### Objective
Report each line of the data that has "Criticism" somewhere in it.

### The data
○ ○ ○ ○

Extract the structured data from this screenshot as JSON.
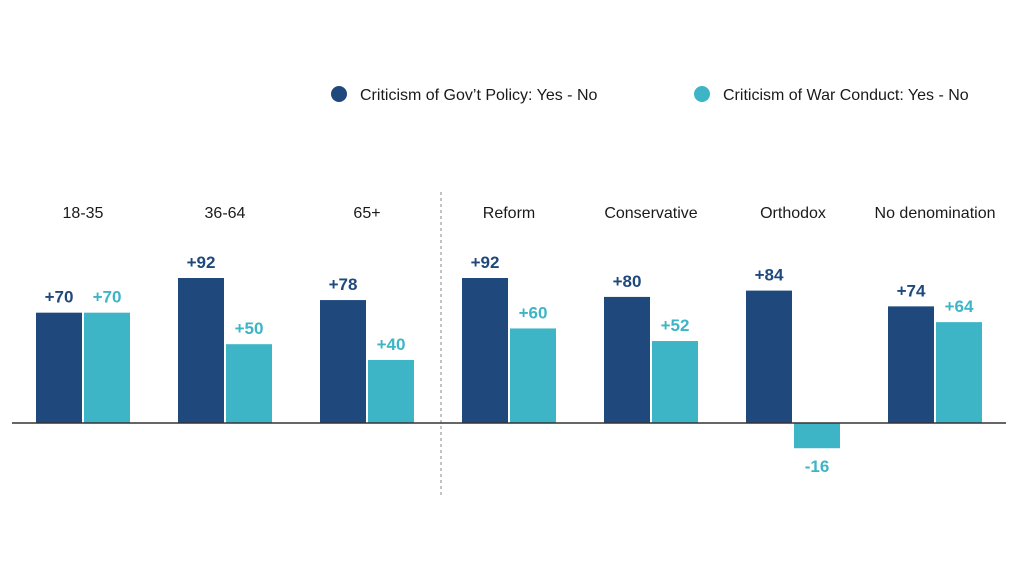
{
  "chart_data": {
    "type": "bar",
    "title": "",
    "xlabel": "",
    "ylabel": "",
    "ylim": [
      -16,
      92
    ],
    "grid": false,
    "legend_position": "top-right",
    "categories": [
      "18-35",
      "36-64",
      "65+",
      "Reform",
      "Conservative",
      "Orthodox",
      "No denomination"
    ],
    "series": [
      {
        "name": "Criticism of Gov’t Policy: Yes - No",
        "color": "#1f497d",
        "values": [
          70,
          92,
          78,
          92,
          80,
          84,
          74
        ],
        "labels": [
          "+70",
          "+92",
          "+78",
          "+92",
          "+80",
          "+84",
          "+74"
        ]
      },
      {
        "name": "Criticism of War Conduct: Yes - No",
        "color": "#3db5c7",
        "values": [
          70,
          50,
          40,
          60,
          52,
          -16,
          64
        ],
        "labels": [
          "+70",
          "+50",
          "+40",
          "+60",
          "+52",
          "-16",
          "+64"
        ]
      }
    ],
    "group_divider_after_category": 2
  }
}
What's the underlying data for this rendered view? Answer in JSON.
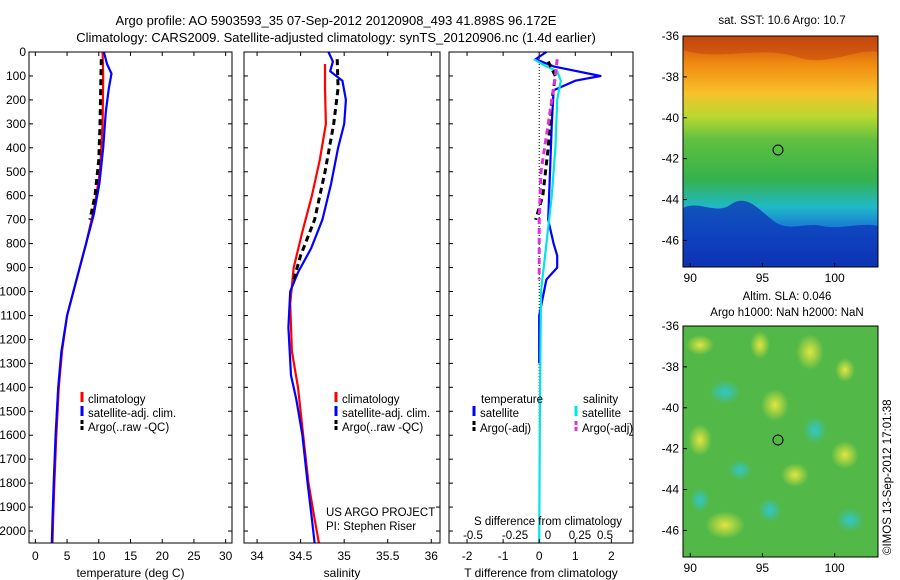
{
  "header": {
    "title_line1": "Argo profile: AO 5903593_35 07-Sep-2012 20120908_493 41.898S 96.172E",
    "title_line2": "Climatology: CARS2009. Satellite-adjusted climatology: synTS_20120906.nc (1.4d earlier)"
  },
  "colors": {
    "climatology": "#ff0000",
    "satellite": "#0000ff",
    "argo": "#000000",
    "sal_satellite": "#00e5e5",
    "sal_argo": "#e033e0"
  },
  "chart_data": [
    {
      "type": "line",
      "panel": "temperature",
      "xlabel": "temperature (deg C)",
      "ylabel": "",
      "xlim": [
        -1,
        31
      ],
      "ylim": [
        2050,
        0
      ],
      "xticks": [
        0,
        5,
        10,
        15,
        20,
        25,
        30
      ],
      "yticks": [
        0,
        100,
        200,
        300,
        400,
        500,
        600,
        700,
        800,
        900,
        1000,
        1100,
        1200,
        1300,
        1400,
        1500,
        1600,
        1700,
        1800,
        1900,
        2000
      ],
      "legend": [
        "climatology",
        "satellite-adj. clim.",
        "Argo(..raw -QC)"
      ],
      "series": [
        {
          "name": "climatology",
          "color": "#ff0000",
          "points": [
            [
              10.6,
              0
            ],
            [
              10.7,
              100
            ],
            [
              10.6,
              300
            ],
            [
              10.2,
              500
            ],
            [
              9.3,
              650
            ],
            [
              8.0,
              800
            ],
            [
              6.5,
              950
            ],
            [
              5.0,
              1100
            ],
            [
              4.2,
              1250
            ],
            [
              3.7,
              1400
            ],
            [
              3.3,
              1600
            ],
            [
              3.0,
              1800
            ],
            [
              2.8,
              1950
            ],
            [
              2.7,
              2050
            ]
          ]
        },
        {
          "name": "satellite-adj. clim.",
          "color": "#0000ff",
          "points": [
            [
              10.8,
              0
            ],
            [
              11.3,
              50
            ],
            [
              12.0,
              90
            ],
            [
              11.6,
              150
            ],
            [
              11.1,
              250
            ],
            [
              10.7,
              400
            ],
            [
              10.1,
              550
            ],
            [
              9.2,
              680
            ],
            [
              7.8,
              820
            ],
            [
              6.4,
              960
            ],
            [
              5.0,
              1100
            ],
            [
              4.1,
              1250
            ],
            [
              3.6,
              1400
            ],
            [
              3.2,
              1600
            ],
            [
              2.9,
              1800
            ],
            [
              2.7,
              1950
            ],
            [
              2.6,
              2050
            ]
          ]
        },
        {
          "name": "Argo(..raw -QC)",
          "color": "#000000",
          "points": [
            [
              10.4,
              30
            ],
            [
              10.3,
              150
            ],
            [
              10.2,
              300
            ],
            [
              10.0,
              450
            ],
            [
              9.4,
              600
            ],
            [
              8.6,
              700
            ]
          ]
        }
      ]
    },
    {
      "type": "line",
      "panel": "salinity",
      "xlabel": "salinity",
      "xlim": [
        33.85,
        36.1
      ],
      "ylim": [
        2050,
        0
      ],
      "xticks": [
        34,
        34.5,
        35,
        35.5,
        36
      ],
      "legend": [
        "climatology",
        "satellite-adj. clim.",
        "Argo(..raw -QC)"
      ],
      "annotation": [
        "US ARGO PROJECT",
        "PI: Stephen Riser"
      ],
      "series": [
        {
          "name": "climatology",
          "color": "#ff0000",
          "points": [
            [
              34.78,
              50
            ],
            [
              34.78,
              150
            ],
            [
              34.79,
              300
            ],
            [
              34.72,
              450
            ],
            [
              34.63,
              600
            ],
            [
              34.52,
              750
            ],
            [
              34.42,
              900
            ],
            [
              34.38,
              1050
            ],
            [
              34.4,
              1250
            ],
            [
              34.47,
              1400
            ],
            [
              34.53,
              1600
            ],
            [
              34.59,
              1800
            ],
            [
              34.66,
              1950
            ],
            [
              34.71,
              2050
            ]
          ]
        },
        {
          "name": "satellite-adj. clim.",
          "color": "#0000ff",
          "points": [
            [
              34.82,
              0
            ],
            [
              34.87,
              40
            ],
            [
              34.84,
              80
            ],
            [
              34.98,
              120
            ],
            [
              35.02,
              200
            ],
            [
              35.0,
              300
            ],
            [
              34.93,
              400
            ],
            [
              34.85,
              550
            ],
            [
              34.75,
              700
            ],
            [
              34.62,
              820
            ],
            [
              34.47,
              920
            ],
            [
              34.38,
              1000
            ],
            [
              34.36,
              1150
            ],
            [
              34.39,
              1350
            ],
            [
              34.45,
              1450
            ],
            [
              34.52,
              1600
            ],
            [
              34.58,
              1800
            ],
            [
              34.63,
              1950
            ],
            [
              34.66,
              2050
            ]
          ]
        },
        {
          "name": "Argo(..raw -QC)",
          "color": "#000000",
          "points": [
            [
              34.92,
              30
            ],
            [
              34.93,
              150
            ],
            [
              34.88,
              300
            ],
            [
              34.78,
              500
            ],
            [
              34.66,
              700
            ],
            [
              34.5,
              850
            ],
            [
              34.42,
              950
            ]
          ]
        }
      ]
    },
    {
      "type": "line",
      "panel": "difference",
      "xlabel": "T difference from climatology",
      "top_xlabel": "S difference from climatology",
      "xlim": [
        -2.5,
        2.6
      ],
      "ylim": [
        2050,
        0
      ],
      "xticks": [
        -2,
        -1,
        0,
        1,
        2
      ],
      "top_ticks": [
        "-0.5",
        "-0.25",
        "0",
        "0.25",
        "0.5"
      ],
      "legend_titles": [
        "temperature",
        "salinity"
      ],
      "legend": [
        "satellite",
        "Argo(-adj)",
        "satellite",
        "Argo(-adj)"
      ],
      "series": [
        {
          "name": "satellite",
          "group": "temperature",
          "color": "#0000ff",
          "points": [
            [
              0.2,
              0
            ],
            [
              -0.1,
              30
            ],
            [
              0.4,
              60
            ],
            [
              1.7,
              100
            ],
            [
              1.0,
              120
            ],
            [
              0.4,
              160
            ],
            [
              0.35,
              300
            ],
            [
              0.3,
              500
            ],
            [
              0.25,
              700
            ],
            [
              0.4,
              800
            ],
            [
              0.5,
              850
            ],
            [
              0.5,
              900
            ],
            [
              0.2,
              950
            ],
            [
              0.0,
              1100
            ],
            [
              0.0,
              1300
            ]
          ]
        },
        {
          "name": "satellite",
          "group": "salinity",
          "color": "#00e5e5",
          "points": [
            [
              -0.15,
              30
            ],
            [
              0.2,
              60
            ],
            [
              0.5,
              80
            ],
            [
              0.6,
              120
            ],
            [
              0.5,
              200
            ],
            [
              0.45,
              400
            ],
            [
              0.35,
              600
            ],
            [
              0.2,
              800
            ],
            [
              0.05,
              1000
            ],
            [
              0.02,
              1500
            ],
            [
              0.0,
              2050
            ]
          ]
        },
        {
          "name": "Argo(-adj)",
          "group": "temperature",
          "color": "#000000",
          "points": [
            [
              0.25,
              40
            ],
            [
              0.45,
              100
            ],
            [
              0.35,
              200
            ],
            [
              0.25,
              400
            ],
            [
              0.1,
              600
            ],
            [
              -0.1,
              700
            ]
          ]
        },
        {
          "name": "Argo(-adj)",
          "group": "salinity",
          "color": "#e033e0",
          "points": [
            [
              0.5,
              30
            ],
            [
              0.45,
              100
            ],
            [
              0.3,
              250
            ],
            [
              0.05,
              500
            ],
            [
              0.0,
              700
            ],
            [
              0.0,
              950
            ]
          ]
        }
      ]
    },
    {
      "type": "heatmap",
      "panel": "sst_map",
      "title": "sat. SST: 10.6 Argo: 10.7",
      "xlim": [
        89.5,
        103
      ],
      "ylim": [
        -47.3,
        -36
      ],
      "xticks": [
        90,
        95,
        100
      ],
      "yticks": [
        -36,
        -38,
        -40,
        -42,
        -44,
        -46
      ],
      "marker": [
        96.17,
        -41.9
      ]
    },
    {
      "type": "heatmap",
      "panel": "sla_map",
      "title": "Altim. SLA: 0.046",
      "subtitle": "Argo h1000: NaN h2000: NaN",
      "xlim": [
        89.5,
        103
      ],
      "ylim": [
        -47.3,
        -36
      ],
      "xticks": [
        90,
        95,
        100
      ],
      "yticks": [
        -36,
        -38,
        -40,
        -42,
        -44,
        -46
      ],
      "marker": [
        96.17,
        -41.9
      ]
    }
  ],
  "footer": {
    "credit": "©IMOS 13-Sep-2012 17:01:38"
  }
}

○ ○ ○ ○

### Task response
        "name": "Criticism of Gov’t Policy: Yes - No",
        "name": "Criticism of War Conduct: Yes - No",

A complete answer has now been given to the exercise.